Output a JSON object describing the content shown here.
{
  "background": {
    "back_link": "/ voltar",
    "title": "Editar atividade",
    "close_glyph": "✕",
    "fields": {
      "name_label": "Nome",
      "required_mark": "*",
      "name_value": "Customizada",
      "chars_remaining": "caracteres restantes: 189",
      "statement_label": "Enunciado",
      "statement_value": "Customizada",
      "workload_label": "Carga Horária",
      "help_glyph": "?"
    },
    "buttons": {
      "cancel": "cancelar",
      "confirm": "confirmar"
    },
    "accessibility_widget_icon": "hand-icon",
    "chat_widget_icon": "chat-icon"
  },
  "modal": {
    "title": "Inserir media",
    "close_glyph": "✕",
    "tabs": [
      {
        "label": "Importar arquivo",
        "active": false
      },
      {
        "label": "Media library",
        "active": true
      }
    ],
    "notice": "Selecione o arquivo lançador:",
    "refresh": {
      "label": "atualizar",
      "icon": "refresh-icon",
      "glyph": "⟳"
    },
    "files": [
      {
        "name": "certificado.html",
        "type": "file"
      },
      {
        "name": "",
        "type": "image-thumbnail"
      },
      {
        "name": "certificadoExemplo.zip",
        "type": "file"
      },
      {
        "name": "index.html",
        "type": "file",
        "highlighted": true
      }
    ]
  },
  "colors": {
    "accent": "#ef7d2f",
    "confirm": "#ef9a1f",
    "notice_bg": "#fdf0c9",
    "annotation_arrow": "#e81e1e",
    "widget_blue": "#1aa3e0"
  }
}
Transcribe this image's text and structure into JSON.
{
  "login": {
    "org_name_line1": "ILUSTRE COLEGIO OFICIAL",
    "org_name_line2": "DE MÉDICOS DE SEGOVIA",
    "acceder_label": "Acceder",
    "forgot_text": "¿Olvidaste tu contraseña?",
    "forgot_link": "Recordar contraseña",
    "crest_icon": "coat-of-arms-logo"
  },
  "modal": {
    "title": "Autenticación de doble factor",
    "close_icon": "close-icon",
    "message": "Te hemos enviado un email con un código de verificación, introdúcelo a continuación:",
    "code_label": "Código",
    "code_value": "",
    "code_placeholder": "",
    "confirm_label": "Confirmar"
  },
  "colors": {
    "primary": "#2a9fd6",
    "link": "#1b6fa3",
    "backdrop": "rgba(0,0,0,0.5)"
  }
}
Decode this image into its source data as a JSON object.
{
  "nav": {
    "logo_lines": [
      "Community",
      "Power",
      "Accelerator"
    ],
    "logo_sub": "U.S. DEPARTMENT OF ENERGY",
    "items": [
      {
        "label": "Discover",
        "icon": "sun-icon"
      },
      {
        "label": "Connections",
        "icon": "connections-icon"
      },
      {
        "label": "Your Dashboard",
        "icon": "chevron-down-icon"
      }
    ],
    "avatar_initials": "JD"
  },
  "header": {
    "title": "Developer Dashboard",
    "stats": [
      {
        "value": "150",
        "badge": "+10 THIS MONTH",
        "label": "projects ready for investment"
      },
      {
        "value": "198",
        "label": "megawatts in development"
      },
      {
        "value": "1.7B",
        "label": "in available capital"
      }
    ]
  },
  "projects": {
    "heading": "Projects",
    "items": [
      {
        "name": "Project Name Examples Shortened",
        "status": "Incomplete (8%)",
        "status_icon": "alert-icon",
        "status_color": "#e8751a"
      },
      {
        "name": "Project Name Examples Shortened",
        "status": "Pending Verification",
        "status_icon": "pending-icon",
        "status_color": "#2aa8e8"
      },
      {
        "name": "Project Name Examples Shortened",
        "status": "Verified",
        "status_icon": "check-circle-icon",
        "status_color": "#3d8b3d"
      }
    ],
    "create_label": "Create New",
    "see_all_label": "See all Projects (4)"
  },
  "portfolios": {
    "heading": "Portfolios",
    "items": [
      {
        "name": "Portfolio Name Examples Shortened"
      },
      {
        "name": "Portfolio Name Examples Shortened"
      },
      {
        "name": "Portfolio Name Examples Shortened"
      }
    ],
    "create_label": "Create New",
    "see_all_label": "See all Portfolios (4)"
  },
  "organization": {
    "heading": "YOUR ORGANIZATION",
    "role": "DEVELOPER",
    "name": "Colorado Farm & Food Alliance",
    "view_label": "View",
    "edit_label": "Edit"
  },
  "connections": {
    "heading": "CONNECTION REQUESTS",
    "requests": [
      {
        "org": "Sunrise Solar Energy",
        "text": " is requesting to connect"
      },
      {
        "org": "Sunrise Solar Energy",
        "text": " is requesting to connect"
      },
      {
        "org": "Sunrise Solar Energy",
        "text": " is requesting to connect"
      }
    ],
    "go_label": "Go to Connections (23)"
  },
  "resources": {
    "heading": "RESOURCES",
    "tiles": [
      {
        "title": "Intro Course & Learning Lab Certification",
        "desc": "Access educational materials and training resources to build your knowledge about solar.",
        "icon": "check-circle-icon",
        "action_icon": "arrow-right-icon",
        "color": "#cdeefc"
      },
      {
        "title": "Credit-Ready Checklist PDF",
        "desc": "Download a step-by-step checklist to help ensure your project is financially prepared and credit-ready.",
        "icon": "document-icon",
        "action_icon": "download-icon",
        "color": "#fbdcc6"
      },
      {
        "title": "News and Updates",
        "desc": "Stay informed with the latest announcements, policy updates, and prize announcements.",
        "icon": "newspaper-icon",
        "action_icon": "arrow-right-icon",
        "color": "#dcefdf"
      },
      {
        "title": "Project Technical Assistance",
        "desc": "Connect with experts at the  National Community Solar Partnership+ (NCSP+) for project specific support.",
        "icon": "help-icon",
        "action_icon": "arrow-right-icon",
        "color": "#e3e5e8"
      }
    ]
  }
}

________________________

- AIM: Search the material above for "html". Pull out each line where it shows up.

- RESPONSE TO THIS TASK:
        "name": "certificado.html",
        "name": "index.html",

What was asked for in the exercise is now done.